Structured figure records
— Start —

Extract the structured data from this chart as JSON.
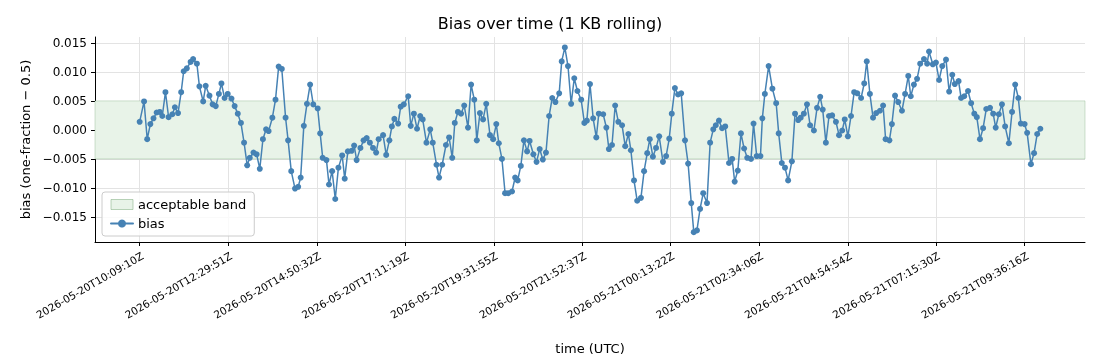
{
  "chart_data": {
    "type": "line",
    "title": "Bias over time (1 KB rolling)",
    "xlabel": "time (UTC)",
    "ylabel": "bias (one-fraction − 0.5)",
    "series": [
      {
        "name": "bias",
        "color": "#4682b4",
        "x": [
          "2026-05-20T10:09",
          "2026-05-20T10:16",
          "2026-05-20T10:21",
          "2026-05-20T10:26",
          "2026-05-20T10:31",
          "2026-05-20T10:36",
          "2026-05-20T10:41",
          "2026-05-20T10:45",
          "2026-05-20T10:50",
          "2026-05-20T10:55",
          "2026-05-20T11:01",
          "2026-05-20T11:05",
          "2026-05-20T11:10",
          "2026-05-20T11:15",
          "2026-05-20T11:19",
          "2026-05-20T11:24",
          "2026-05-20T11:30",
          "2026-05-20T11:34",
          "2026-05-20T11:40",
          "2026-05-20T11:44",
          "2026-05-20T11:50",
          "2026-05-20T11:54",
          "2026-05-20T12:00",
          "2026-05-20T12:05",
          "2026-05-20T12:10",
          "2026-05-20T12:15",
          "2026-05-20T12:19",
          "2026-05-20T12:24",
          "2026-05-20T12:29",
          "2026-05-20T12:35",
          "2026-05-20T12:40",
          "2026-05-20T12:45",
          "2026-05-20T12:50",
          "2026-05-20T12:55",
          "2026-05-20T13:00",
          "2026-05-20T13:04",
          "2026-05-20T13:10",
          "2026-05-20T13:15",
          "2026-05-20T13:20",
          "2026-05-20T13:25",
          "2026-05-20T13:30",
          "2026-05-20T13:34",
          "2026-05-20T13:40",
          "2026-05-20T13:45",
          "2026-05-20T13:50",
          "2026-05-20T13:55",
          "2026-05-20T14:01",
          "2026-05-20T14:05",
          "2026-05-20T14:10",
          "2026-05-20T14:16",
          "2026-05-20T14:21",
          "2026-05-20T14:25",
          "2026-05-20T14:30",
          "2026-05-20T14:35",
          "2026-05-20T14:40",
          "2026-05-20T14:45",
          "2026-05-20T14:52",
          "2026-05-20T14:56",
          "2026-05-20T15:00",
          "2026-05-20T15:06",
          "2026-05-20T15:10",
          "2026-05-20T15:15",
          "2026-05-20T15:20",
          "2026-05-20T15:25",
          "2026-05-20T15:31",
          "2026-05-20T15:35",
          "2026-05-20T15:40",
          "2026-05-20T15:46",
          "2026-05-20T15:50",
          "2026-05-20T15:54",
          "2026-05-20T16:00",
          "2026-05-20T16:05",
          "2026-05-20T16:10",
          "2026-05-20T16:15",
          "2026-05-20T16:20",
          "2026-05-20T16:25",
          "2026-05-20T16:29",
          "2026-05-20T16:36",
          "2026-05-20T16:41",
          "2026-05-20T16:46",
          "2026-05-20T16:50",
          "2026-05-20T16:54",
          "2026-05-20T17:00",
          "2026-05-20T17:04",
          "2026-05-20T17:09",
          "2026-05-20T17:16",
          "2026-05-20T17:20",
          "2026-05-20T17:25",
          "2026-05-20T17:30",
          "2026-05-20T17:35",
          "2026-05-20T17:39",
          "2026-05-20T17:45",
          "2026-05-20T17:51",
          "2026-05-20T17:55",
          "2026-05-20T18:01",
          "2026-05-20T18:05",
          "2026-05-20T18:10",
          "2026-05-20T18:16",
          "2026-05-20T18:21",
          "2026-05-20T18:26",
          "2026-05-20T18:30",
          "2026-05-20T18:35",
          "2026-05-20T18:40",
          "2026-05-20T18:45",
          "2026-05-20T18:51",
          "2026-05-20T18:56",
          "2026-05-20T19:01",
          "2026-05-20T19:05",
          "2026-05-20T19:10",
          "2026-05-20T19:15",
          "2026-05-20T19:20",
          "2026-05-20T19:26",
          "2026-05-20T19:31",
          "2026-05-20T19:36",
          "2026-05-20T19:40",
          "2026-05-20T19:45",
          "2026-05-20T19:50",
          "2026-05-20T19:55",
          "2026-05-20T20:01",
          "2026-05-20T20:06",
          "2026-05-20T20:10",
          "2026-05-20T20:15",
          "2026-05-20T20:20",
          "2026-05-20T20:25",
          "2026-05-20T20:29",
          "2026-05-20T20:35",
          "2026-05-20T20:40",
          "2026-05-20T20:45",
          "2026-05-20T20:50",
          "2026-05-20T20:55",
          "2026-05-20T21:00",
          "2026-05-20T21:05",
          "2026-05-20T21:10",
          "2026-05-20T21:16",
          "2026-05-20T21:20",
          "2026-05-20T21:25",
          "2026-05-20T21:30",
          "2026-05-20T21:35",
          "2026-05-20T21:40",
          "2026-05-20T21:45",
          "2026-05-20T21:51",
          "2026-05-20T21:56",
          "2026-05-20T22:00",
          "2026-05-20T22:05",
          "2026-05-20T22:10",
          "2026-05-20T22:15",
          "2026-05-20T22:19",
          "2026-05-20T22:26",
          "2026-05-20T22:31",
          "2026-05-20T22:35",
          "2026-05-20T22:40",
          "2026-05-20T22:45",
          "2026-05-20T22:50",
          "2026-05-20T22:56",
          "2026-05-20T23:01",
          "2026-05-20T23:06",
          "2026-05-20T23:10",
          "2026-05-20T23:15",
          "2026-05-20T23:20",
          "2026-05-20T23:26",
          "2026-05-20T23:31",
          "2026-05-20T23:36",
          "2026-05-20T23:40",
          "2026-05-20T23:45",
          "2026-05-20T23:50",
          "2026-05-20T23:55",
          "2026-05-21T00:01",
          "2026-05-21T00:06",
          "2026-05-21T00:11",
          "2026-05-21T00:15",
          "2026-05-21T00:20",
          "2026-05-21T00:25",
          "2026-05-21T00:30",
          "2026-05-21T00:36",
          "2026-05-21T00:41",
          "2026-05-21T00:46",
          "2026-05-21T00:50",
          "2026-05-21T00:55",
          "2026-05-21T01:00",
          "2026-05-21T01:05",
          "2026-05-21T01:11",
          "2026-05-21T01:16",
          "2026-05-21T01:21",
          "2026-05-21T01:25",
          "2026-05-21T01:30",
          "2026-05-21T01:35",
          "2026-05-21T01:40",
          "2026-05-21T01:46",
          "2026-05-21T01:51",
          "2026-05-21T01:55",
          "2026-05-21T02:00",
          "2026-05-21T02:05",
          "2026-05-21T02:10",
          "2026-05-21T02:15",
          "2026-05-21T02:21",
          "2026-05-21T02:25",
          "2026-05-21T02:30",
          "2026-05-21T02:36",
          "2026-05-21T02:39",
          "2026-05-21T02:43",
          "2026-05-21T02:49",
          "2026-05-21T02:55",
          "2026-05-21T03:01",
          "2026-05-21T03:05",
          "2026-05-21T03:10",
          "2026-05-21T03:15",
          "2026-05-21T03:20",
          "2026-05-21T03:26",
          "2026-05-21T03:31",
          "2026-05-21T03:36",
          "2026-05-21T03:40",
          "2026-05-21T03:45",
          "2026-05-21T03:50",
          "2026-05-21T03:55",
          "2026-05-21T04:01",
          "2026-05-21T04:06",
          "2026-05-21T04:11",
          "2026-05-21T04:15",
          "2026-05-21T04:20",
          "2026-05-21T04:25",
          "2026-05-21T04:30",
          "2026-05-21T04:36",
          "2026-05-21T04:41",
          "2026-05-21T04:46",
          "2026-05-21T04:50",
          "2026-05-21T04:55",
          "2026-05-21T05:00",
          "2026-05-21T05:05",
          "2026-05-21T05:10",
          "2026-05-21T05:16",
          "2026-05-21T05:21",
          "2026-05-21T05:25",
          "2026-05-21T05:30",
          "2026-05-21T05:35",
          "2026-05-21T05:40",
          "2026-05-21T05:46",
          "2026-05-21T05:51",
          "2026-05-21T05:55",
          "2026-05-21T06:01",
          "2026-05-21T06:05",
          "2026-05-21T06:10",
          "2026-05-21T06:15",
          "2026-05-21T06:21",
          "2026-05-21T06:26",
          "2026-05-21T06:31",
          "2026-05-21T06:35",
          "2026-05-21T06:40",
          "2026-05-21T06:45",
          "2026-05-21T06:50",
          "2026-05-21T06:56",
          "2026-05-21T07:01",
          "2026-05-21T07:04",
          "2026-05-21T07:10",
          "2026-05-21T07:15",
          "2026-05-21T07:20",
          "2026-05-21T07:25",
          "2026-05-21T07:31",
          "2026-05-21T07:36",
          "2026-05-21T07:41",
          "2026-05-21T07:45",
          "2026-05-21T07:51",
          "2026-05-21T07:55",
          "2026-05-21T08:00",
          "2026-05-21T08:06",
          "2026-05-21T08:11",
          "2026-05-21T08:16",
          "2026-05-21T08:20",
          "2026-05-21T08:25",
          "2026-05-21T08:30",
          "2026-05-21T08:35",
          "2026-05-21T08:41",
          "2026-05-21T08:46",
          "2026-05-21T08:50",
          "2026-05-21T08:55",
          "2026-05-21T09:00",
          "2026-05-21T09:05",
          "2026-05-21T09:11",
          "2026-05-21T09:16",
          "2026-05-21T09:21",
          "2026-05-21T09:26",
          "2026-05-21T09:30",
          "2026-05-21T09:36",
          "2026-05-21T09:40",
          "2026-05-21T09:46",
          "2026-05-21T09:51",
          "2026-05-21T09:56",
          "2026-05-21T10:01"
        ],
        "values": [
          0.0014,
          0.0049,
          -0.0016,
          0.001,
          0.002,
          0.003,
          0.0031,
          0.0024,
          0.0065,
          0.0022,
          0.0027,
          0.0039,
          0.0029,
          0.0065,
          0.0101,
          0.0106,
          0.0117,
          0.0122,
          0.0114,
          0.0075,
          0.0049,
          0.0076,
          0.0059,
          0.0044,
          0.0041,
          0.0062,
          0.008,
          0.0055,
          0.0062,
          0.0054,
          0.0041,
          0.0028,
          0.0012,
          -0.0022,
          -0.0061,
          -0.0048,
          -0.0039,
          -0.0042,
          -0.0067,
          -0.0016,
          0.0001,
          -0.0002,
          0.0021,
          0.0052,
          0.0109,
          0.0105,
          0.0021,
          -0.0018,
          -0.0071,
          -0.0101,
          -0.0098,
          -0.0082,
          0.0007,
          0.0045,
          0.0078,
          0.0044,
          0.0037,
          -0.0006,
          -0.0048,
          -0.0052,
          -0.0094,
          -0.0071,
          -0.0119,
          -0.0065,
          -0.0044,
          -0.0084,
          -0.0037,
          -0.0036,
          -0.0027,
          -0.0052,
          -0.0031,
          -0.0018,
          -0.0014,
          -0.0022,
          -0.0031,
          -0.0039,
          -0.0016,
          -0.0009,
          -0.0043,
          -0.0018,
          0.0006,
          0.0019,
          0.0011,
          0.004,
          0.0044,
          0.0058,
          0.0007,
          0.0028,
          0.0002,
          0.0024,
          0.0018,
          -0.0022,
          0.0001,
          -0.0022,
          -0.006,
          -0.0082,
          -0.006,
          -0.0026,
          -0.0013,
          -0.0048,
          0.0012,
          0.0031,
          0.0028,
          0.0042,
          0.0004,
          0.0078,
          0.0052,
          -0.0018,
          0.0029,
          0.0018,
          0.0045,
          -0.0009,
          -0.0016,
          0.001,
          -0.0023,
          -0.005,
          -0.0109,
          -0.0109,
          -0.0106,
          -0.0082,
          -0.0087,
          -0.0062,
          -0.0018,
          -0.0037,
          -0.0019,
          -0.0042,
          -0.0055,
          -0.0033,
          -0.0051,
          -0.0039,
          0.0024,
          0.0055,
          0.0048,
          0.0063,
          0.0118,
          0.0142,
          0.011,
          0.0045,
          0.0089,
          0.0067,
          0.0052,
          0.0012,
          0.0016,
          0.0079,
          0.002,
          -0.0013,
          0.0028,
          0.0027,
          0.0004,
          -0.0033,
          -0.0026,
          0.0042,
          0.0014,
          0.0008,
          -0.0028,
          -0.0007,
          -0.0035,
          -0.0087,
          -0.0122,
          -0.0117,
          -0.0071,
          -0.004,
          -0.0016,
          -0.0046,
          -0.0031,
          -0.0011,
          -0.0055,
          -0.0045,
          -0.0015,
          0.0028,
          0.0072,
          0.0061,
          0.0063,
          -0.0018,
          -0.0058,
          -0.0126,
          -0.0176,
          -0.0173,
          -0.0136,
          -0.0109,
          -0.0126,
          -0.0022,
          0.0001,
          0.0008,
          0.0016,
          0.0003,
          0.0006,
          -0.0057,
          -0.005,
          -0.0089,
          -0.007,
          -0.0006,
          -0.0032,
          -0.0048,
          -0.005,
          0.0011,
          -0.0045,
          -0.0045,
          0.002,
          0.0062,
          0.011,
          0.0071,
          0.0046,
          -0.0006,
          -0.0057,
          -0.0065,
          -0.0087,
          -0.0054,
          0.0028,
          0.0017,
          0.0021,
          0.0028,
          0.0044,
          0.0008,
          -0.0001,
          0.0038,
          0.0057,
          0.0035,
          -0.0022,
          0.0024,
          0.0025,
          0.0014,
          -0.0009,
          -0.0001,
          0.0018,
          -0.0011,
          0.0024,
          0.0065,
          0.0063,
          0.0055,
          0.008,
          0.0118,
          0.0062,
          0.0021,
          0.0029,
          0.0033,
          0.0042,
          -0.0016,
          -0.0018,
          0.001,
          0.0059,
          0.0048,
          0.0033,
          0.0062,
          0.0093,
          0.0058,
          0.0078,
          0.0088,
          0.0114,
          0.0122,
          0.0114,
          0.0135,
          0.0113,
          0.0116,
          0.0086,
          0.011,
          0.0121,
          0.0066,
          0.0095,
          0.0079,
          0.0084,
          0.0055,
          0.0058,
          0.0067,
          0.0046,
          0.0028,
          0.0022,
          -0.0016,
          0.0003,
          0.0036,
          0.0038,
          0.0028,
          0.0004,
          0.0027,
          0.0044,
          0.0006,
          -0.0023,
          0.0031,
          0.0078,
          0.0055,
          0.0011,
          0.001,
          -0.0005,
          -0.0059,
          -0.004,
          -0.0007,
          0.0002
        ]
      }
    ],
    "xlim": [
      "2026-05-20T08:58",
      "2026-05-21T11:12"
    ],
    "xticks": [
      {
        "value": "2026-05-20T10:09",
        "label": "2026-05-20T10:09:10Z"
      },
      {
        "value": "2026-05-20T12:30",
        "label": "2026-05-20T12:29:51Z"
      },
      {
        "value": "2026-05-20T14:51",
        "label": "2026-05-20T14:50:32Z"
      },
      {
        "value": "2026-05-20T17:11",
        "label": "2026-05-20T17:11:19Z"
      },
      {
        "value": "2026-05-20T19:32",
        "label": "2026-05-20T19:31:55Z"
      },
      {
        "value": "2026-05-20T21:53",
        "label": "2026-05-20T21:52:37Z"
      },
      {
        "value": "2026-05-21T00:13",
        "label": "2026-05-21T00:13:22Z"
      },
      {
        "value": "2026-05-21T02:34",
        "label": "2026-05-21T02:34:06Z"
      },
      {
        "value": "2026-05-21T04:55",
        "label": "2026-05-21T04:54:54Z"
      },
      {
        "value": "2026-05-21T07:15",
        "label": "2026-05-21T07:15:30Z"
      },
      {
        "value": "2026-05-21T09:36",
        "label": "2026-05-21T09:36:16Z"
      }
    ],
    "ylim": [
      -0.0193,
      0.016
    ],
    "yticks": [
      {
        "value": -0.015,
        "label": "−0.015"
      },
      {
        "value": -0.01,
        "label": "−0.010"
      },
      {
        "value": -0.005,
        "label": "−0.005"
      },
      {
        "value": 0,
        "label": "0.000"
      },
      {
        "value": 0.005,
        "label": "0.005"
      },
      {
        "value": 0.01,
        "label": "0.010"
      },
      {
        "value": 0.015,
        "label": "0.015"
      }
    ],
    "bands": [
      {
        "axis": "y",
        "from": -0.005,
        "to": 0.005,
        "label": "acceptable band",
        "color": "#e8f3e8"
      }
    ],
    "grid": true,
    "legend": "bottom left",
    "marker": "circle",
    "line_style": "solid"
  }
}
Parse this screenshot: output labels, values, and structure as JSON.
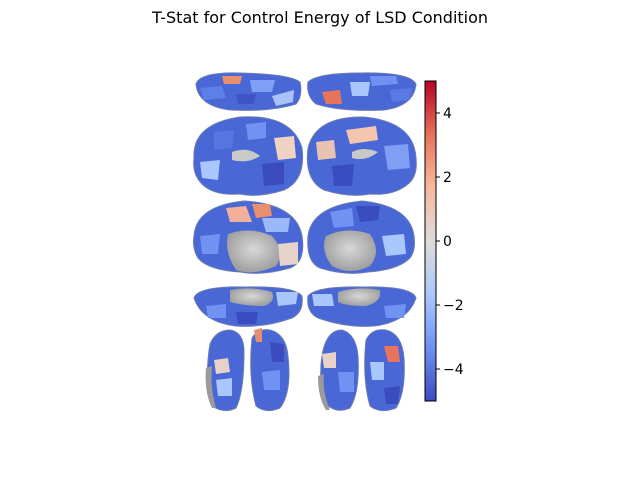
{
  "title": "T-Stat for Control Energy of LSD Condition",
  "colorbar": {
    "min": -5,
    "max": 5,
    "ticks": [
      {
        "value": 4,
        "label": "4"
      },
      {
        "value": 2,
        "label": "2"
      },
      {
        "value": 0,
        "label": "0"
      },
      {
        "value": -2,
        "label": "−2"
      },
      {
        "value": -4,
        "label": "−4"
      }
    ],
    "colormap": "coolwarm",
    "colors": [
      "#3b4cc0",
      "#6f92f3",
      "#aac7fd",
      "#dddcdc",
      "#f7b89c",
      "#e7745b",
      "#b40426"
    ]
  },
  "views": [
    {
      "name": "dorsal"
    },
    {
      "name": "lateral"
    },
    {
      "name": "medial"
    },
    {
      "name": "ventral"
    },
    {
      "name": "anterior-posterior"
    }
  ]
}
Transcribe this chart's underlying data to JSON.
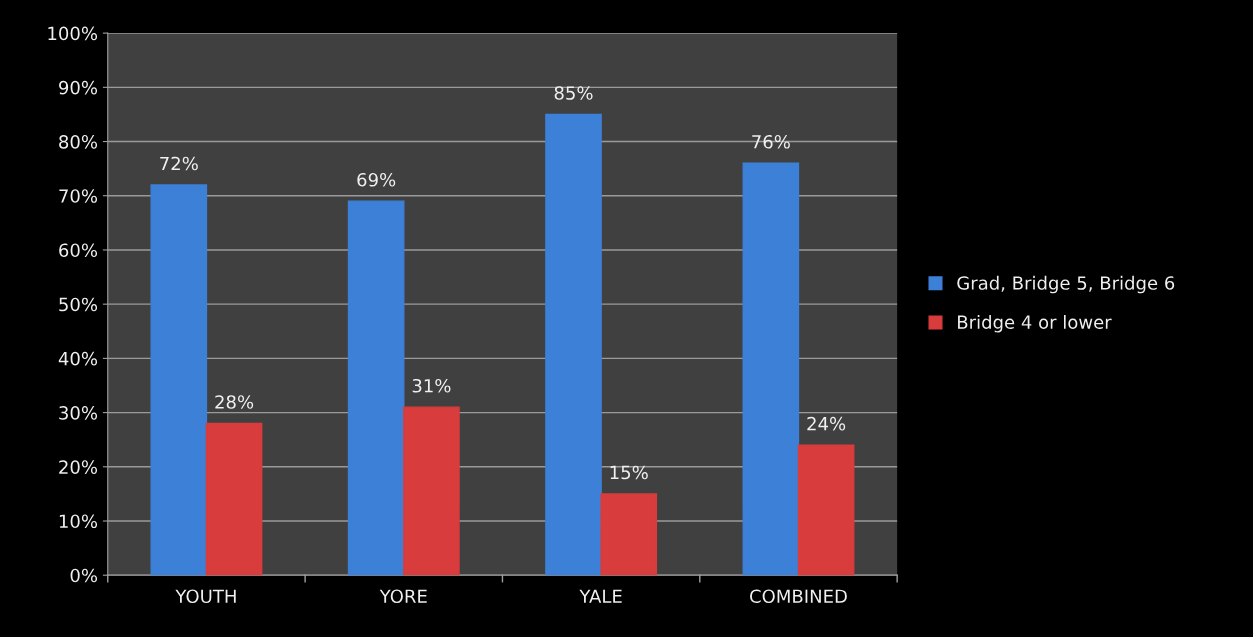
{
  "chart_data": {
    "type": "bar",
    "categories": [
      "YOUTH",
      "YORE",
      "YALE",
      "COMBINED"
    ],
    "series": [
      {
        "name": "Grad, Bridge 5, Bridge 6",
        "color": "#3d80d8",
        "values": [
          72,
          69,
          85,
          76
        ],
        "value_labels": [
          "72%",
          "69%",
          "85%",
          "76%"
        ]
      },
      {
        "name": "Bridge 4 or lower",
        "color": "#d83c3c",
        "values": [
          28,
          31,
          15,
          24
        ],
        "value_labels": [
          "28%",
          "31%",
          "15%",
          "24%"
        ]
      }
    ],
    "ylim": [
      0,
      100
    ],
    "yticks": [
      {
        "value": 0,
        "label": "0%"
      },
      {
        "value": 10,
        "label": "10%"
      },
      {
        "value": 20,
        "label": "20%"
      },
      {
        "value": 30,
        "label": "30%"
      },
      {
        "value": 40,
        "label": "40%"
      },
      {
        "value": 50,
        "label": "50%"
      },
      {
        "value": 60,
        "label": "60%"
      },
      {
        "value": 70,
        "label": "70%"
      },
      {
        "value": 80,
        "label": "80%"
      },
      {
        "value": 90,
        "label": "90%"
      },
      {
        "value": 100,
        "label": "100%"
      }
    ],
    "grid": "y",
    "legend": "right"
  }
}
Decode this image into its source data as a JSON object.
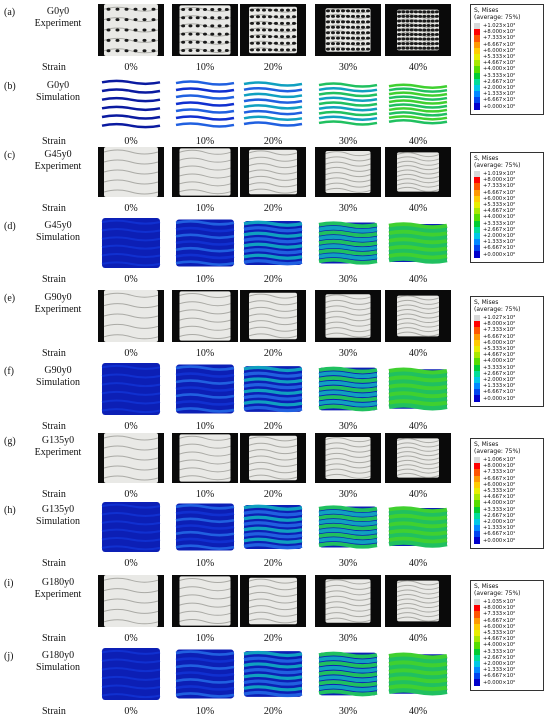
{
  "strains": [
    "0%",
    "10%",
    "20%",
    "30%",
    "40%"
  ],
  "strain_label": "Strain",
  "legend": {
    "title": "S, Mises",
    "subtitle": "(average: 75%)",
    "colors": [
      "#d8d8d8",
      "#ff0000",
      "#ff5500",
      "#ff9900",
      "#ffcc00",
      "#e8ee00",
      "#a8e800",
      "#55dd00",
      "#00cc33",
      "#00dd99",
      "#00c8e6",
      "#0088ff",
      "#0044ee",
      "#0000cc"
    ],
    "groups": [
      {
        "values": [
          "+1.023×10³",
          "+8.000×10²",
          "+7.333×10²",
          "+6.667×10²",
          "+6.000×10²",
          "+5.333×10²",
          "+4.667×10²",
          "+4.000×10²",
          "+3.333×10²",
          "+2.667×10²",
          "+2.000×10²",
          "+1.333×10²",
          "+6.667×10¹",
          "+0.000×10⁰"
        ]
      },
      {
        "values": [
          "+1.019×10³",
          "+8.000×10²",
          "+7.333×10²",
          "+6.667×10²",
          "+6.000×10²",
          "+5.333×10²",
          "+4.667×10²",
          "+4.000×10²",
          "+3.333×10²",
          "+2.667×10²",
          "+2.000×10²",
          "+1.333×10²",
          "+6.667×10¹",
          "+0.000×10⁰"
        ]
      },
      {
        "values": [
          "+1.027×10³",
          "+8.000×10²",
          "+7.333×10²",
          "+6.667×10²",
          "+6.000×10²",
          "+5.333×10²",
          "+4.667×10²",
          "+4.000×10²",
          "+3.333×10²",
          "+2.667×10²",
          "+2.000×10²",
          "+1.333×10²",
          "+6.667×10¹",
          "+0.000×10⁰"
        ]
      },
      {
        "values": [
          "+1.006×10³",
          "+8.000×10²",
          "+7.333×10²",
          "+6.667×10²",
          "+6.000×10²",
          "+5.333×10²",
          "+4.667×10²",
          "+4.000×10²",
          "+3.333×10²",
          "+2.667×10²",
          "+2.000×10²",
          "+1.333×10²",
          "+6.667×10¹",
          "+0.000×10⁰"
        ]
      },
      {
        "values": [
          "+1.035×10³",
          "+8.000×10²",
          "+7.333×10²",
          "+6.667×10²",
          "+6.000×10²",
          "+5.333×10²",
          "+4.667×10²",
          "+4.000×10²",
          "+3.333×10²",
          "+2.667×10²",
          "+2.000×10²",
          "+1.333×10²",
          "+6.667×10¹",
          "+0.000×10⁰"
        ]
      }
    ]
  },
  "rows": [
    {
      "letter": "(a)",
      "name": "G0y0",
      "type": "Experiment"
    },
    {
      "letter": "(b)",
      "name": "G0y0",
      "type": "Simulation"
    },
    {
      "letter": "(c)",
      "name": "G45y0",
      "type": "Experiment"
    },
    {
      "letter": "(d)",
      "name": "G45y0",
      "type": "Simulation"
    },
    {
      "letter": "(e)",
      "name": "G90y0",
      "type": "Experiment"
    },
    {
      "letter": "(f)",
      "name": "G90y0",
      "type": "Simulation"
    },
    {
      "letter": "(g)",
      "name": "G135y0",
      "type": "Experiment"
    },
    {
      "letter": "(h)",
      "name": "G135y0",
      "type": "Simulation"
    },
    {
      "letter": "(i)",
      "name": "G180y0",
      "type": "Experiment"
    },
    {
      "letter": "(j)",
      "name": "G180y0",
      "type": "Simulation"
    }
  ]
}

— End —

#### [Brief]
Review the material and copy each line in which the word "time" appears.

#### [Full answer]
    "title": "Bias over time (1 KB rolling)",
    "xlabel": "time (UTC)",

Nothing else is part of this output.